──────── Exercise inputs ────────
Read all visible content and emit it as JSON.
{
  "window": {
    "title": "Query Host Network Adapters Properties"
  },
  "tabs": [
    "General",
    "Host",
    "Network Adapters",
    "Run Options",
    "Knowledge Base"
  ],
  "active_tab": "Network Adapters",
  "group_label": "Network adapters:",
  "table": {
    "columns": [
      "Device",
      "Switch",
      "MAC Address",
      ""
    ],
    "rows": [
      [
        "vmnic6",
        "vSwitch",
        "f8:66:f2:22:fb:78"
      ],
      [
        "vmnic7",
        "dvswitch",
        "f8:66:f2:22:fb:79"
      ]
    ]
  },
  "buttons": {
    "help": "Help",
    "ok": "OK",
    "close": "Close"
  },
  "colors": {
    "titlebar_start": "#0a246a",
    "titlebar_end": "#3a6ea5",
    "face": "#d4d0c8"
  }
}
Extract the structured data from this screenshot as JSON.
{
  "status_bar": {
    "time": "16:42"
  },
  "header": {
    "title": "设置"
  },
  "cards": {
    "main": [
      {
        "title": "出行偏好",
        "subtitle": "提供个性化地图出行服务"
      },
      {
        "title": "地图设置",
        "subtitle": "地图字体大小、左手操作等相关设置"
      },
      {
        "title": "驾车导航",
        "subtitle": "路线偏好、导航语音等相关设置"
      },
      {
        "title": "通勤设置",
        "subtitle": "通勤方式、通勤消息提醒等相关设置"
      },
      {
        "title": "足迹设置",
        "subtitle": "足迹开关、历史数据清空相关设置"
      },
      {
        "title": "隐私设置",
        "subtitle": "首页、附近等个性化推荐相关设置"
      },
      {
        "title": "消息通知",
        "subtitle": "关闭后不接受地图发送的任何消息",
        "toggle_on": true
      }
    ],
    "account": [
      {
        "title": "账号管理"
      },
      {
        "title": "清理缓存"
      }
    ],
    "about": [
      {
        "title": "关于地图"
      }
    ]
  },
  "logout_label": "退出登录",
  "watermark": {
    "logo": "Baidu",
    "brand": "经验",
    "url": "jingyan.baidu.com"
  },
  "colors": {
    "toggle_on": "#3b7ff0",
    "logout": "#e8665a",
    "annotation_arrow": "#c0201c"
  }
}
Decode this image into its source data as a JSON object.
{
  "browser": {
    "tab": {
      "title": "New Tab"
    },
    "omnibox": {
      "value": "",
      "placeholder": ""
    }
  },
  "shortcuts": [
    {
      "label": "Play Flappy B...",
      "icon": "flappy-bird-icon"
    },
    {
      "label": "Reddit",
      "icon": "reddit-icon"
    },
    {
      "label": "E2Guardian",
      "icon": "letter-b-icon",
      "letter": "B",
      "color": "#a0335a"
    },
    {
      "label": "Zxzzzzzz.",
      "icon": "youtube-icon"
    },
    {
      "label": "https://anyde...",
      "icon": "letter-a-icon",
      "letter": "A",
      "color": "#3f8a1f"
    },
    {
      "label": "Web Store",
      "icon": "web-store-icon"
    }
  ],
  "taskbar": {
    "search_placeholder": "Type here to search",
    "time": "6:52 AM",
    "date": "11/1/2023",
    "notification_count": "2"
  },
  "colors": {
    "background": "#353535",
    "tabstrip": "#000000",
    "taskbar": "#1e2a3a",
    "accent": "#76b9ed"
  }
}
────────
All of the material above needs to be copied exactly.

■ Output:
Read all visible content and emit it as JSON.
{
  "window": {
    "title": "Query Host Network Adapters Properties"
  },
  "tabs": [
    "General",
    "Host",
    "Network Adapters",
    "Run Options",
    "Knowledge Base"
  ],
  "active_tab": "Network Adapters",
  "group_label": "Network adapters:",
  "table": {
    "columns": [
      "Device",
      "Switch",
      "MAC Address",
      ""
    ],
    "rows": [
      [
        "vmnic6",
        "vSwitch",
        "f8:66:f2:22:fb:78"
      ],
      [
        "vmnic7",
        "dvswitch",
        "f8:66:f2:22:fb:79"
      ]
    ]
  },
  "buttons": {
    "help": "Help",
    "ok": "OK",
    "close": "Close"
  },
  "colors": {
    "titlebar_start": "#0a246a",
    "titlebar_end": "#3a6ea5",
    "face": "#d4d0c8"
  }
}
Extract the structured data from this screenshot as JSON.
{
  "status_bar": {
    "time": "16:42"
  },
  "header": {
    "title": "设置"
  },
  "cards": {
    "main": [
      {
        "title": "出行偏好",
        "subtitle": "提供个性化地图出行服务"
      },
      {
        "title": "地图设置",
        "subtitle": "地图字体大小、左手操作等相关设置"
      },
      {
        "title": "驾车导航",
        "subtitle": "路线偏好、导航语音等相关设置"
      },
      {
        "title": "通勤设置",
        "subtitle": "通勤方式、通勤消息提醒等相关设置"
      },
      {
        "title": "足迹设置",
        "subtitle": "足迹开关、历史数据清空相关设置"
      },
      {
        "title": "隐私设置",
        "subtitle": "首页、附近等个性化推荐相关设置"
      },
      {
        "title": "消息通知",
        "subtitle": "关闭后不接受地图发送的任何消息",
        "toggle_on": true
      }
    ],
    "account": [
      {
        "title": "账号管理"
      },
      {
        "title": "清理缓存"
      }
    ],
    "about": [
      {
        "title": "关于地图"
      }
    ]
  },
  "logout_label": "退出登录",
  "watermark": {
    "logo": "Baidu",
    "brand": "经验",
    "url": "jingyan.baidu.com"
  },
  "colors": {
    "toggle_on": "#3b7ff0",
    "logout": "#e8665a",
    "annotation_arrow": "#c0201c"
  }
}
Decode this image into its source data as a JSON object.
{
  "browser": {
    "tab": {
      "title": "New Tab"
    },
    "omnibox": {
      "value": "",
      "placeholder": ""
    }
  },
  "shortcuts": [
    {
      "label": "Play Flappy B...",
      "icon": "flappy-bird-icon"
    },
    {
      "label": "Reddit",
      "icon": "reddit-icon"
    },
    {
      "label": "E2Guardian",
      "icon": "letter-b-icon",
      "letter": "B",
      "color": "#a0335a"
    },
    {
      "label": "Zxzzzzzz.",
      "icon": "youtube-icon"
    },
    {
      "label": "https://anyde...",
      "icon": "letter-a-icon",
      "letter": "A",
      "color": "#3f8a1f"
    },
    {
      "label": "Web Store",
      "icon": "web-store-icon"
    }
  ],
  "taskbar": {
    "search_placeholder": "Type here to search",
    "time": "6:52 AM",
    "date": "11/1/2023",
    "notification_count": "2"
  },
  "colors": {
    "background": "#353535",
    "tabstrip": "#000000",
    "taskbar": "#1e2a3a",
    "accent": "#76b9ed"
  }
}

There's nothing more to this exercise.